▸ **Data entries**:

----------

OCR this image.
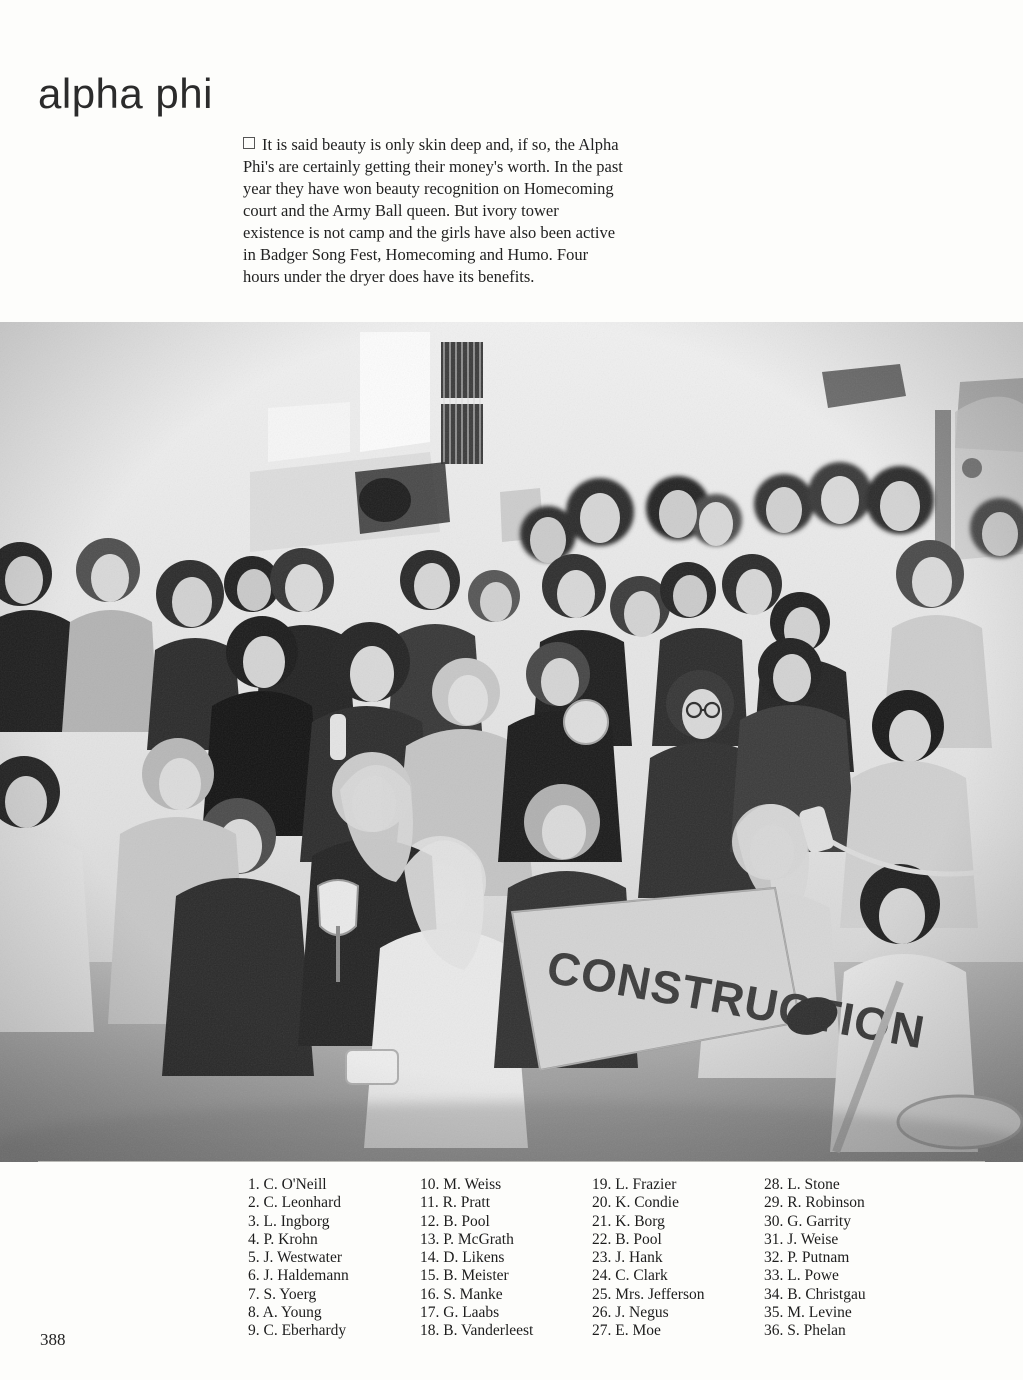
alpha phi
It is said beauty is only skin deep and, if so, the Alpha Phi's are certainly getting their money's worth. In the past year they have won beauty recognition on Homecoming court and the Army Ball queen. But ivory tower existence is not camp and the girls have also been active in Badger Song Fest, Homecoming and Humo. Four hours under the dryer does have its benefits.
1. C. O'Neill
2. C. Leonhard
3. L. Ingborg
4. P. Krohn
5. J. Westwater
6. J. Haldemann
7. S. Yoerg
8. A. Young
9. C. Eberhardy
10. M. Weiss
11. R. Pratt
12. B. Pool
13. P. McGrath
14. D. Likens
15. B. Meister
16. S. Manke
17. G. Laabs
18. B. Vanderleest
19. L. Frazier
20. K. Condie
21. K. Borg
22. B. Pool
23. J. Hank
24. C. Clark
25. Mrs. Jefferson
26. J. Negus
27. E. Moe
28. L. Stone
29. R. Robinson
30. G. Garrity
31. J. Weise
32. P. Putnam
33. L. Powe
34. B. Christgau
35. M. Levine
36. S. Phelan
388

----------

▸ **TASK BRIEF**: Output every entry word for word, but omit the pictures.

▸ **WORKED SOLUTION**:
OCR this image.
alpha phi
It is said beauty is only skin deep and, if so, the Alpha Phi's are certainly getting their money's worth. In the past year they have won beauty recognition on Homecoming court and the Army Ball queen. But ivory tower existence is not camp and the girls have also been active in Badger Song Fest, Homecoming and Humo. Four hours under the dryer does have its benefits.
1. C. O'Neill
2. C. Leonhard
3. L. Ingborg
4. P. Krohn
5. J. Westwater
6. J. Haldemann
7. S. Yoerg
8. A. Young
9. C. Eberhardy
10. M. Weiss
11. R. Pratt
12. B. Pool
13. P. McGrath
14. D. Likens
15. B. Meister
16. S. Manke
17. G. Laabs
18. B. Vanderleest
19. L. Frazier
20. K. Condie
21. K. Borg
22. B. Pool
23. J. Hank
24. C. Clark
25. Mrs. Jefferson
26. J. Negus
27. E. Moe
28. L. Stone
29. R. Robinson
30. G. Garrity
31. J. Weise
32. P. Putnam
33. L. Powe
34. B. Christgau
35. M. Levine
36. S. Phelan
388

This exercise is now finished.